Alfred Edward Smith (June 3, 1873 in Ottawa, Ontario – August 21, 1953 in Ottawa, Ontario) was a Canadian amateur and professional ice hockey forward who played for the Ottawa Senators ( Silver Seven) and Kenora Thistles. He had six younger brothers who played senior-level hockey in Ottawa: Daniel (b. 1876), Jack (b. 1878), Harry (b. 1883), Tommy (b. 1886), Billy (b. 1889) and George Smith (b. 1891). He was captain of the Ottawa Hockey Club and also coached the team.

He also played rugby football with the Ottawa Rough Riders.

Hockey career
Alf Smith began his hockey career playing for the Ottawa Hockey Club (Ottawa HC) of the AHAC in the 1890s. In 1897 he retired from the Ottawa HC. In 1898, he played for the Ottawa Capitals intermediate team, but did not finish the season because he was ruled to be ineligible. In 1896, Smith had accepted a $100 bonus for play with the Capitals lacrosse team. By 1898, the Amateur Athletic Association of Canada ruled that he was ineligible for play in amateur hockey. He would not play for several years, but did coach the Ottawa Hockey Club to the 1901 CAHL title.

In 1901–02, he returned to active play, as a professional, in the Western Pennsylvania Hockey League for Pittsburgh. The following year he returned to Canada to coach the Ottawa HC to their first Stanley Cup championship against the Montreal Victorias in 1903. In 1903–04 he became reinstated as an amateur and he returned to play, playing right wing on a line that featured "One Eyed" Frank McGee. As a player-coach, he would eventually lead the team to consecutive Stanley Cup victories in 1904, 1905, and 1906, the club by then known as the Silver Seven.

Smith was known as a rough player. In 1907 Smith and teammates Harry Smith and Charles Spittal were charged with assault after beating Montreal Wanderers players Hod Stuart, Ernie "Moose" Johnson and Cecil Blachford with their sticks. Harry Smith was acquitted while Spittal and Alf Smith were each fined $20.

For the 1906–07 season, McGee retired and his place on the top line was taken by Alf's brother Harry. At the conclusion of the 1907 ECAHA season, Smith moved west to play with the Stanley Cup champion Kenora Thistles, playing in the MPHL finals. He was also a player during their unsuccessful Stanley Cup challenge rematch versus the Montreal Wanderers, where his presence along with Harry Westwick caused the series to be played under protest. He played one final season with Ottawa in 1908, scoring 12 goals in 9 games.

====

To do.
**a)** Answer these questions about the Alf Smith biography:
(i) With which rugby football team did Smith play?
(ii) What bonus did Smith accept in 1896, and for play with which team?
(iii) How many goals did Smith score in his final season with Ottawa in 1908, and in how many games?
**b)** Extend the Alf Smith biography beyond its final sentence.

Region boundary data:
====

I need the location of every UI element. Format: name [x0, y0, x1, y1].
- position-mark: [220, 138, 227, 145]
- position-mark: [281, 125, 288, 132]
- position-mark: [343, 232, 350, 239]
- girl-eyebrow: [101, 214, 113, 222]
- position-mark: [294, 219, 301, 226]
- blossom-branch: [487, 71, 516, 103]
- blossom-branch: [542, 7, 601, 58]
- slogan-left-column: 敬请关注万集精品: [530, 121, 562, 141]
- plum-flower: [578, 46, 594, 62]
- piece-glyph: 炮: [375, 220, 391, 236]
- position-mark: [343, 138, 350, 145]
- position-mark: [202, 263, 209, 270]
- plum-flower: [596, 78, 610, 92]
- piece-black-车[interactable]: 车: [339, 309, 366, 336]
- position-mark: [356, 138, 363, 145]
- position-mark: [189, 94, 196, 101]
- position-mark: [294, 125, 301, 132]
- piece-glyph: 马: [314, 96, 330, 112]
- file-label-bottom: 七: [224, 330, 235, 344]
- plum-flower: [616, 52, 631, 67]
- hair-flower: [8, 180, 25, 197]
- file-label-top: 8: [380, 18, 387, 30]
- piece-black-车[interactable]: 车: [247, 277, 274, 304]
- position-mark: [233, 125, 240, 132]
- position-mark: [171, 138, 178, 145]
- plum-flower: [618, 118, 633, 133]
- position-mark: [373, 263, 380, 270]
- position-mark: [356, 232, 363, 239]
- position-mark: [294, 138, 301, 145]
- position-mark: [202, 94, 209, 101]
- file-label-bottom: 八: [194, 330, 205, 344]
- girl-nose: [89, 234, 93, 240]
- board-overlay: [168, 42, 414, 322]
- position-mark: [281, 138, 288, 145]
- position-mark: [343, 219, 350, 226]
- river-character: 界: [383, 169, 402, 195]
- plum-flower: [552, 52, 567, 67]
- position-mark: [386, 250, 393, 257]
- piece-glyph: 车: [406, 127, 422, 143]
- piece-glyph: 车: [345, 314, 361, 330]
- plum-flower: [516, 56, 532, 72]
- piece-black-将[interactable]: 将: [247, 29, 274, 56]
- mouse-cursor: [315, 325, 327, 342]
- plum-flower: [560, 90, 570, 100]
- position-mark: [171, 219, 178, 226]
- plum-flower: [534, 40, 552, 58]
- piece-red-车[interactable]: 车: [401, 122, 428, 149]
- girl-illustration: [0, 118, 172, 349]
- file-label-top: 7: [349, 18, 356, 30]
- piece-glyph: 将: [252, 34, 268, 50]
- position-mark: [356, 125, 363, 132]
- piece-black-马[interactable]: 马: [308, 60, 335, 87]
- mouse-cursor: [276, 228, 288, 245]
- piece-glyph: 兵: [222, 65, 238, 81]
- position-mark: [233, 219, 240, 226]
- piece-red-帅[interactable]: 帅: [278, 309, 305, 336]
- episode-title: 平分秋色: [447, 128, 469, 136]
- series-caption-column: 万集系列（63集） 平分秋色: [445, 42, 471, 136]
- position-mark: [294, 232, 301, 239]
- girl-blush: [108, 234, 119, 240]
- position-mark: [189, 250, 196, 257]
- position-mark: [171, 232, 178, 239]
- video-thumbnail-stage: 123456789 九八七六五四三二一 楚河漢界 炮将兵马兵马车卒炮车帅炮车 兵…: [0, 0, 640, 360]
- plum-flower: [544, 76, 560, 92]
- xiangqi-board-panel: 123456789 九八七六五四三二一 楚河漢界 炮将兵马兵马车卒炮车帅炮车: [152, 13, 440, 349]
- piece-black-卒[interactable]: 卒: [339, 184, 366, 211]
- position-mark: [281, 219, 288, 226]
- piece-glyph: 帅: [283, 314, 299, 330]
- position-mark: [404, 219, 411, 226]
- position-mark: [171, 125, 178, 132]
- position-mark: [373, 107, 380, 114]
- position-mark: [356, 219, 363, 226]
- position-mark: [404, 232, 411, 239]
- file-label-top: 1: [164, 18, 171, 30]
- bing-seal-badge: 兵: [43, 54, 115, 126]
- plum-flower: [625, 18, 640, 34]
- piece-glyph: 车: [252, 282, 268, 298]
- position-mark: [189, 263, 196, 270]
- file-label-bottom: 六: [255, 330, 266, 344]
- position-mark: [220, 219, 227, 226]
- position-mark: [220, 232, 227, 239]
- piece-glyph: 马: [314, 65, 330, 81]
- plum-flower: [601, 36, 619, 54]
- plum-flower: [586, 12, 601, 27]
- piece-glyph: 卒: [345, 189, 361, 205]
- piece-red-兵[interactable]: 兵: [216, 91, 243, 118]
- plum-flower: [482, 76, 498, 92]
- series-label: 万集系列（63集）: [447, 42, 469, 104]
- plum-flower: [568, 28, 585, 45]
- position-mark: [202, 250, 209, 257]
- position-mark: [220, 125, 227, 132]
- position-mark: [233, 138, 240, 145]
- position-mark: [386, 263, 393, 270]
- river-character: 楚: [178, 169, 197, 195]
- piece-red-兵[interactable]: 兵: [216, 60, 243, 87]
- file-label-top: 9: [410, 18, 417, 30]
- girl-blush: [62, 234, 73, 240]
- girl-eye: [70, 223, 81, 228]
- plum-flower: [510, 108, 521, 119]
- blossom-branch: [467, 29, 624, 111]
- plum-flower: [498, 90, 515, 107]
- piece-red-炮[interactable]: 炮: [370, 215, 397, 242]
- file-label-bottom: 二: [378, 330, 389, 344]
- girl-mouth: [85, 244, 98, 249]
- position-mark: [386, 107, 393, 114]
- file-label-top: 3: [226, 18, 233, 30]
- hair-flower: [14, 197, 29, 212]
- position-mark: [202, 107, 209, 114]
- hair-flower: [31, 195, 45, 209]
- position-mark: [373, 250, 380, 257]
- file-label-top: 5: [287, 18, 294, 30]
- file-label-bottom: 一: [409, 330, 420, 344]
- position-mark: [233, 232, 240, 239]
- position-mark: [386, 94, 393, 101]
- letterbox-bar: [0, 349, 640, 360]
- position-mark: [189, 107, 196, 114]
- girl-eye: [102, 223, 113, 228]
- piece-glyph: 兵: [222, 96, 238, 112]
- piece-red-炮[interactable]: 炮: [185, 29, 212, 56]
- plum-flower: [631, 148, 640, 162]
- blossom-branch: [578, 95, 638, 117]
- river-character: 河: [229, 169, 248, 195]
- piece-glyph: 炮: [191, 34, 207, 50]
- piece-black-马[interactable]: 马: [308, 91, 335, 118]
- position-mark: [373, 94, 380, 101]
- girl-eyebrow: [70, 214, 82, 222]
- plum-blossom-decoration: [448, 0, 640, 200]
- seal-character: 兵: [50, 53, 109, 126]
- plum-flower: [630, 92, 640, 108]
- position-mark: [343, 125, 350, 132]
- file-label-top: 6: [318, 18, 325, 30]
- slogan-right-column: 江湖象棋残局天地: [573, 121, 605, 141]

====

Responses in order.
**a)**
(i) The Ottawa Rough Riders.
(ii) A $100 bonus, for play with the Capitals lacrosse team.
(iii) 12 goals in 9 games.

**b)**
In 1908–09, he had an eventful season. Lured back to Pittsburgh for the newly reformed Western Pennsylvania Hockey League, he was suspended from two teams for rough play. He returned to Ottawa and played with several former Silver Seven players on the Senators of the Federal League. He made time that season to coach the Ottawa Cliffsides to the first Allan Cup championship, only to lose it to Queen's University in a challenge. This was his final season of play.

In 1909–10, he resumed his coaching career with Renfrew, the so-called "Millionaires" of the new National Hockey Association (NHA). He returned to coach the Ottawa Hockey Club in 1913 and coached the team until 1917. Smith later coached and managed teams in Moncton, New Brunswick, and North Bay, Ontario.

Along with Harvey Pulford, Harry Westwick and Russell Bowie, Smith was one of the final active players who had played major senior hockey in the 19th century. He was inducted into the Hockey Hall of Fame in 1962.

He died in Ottawa on August 21, 1953.

Career stats

* Stanley Cup Champion.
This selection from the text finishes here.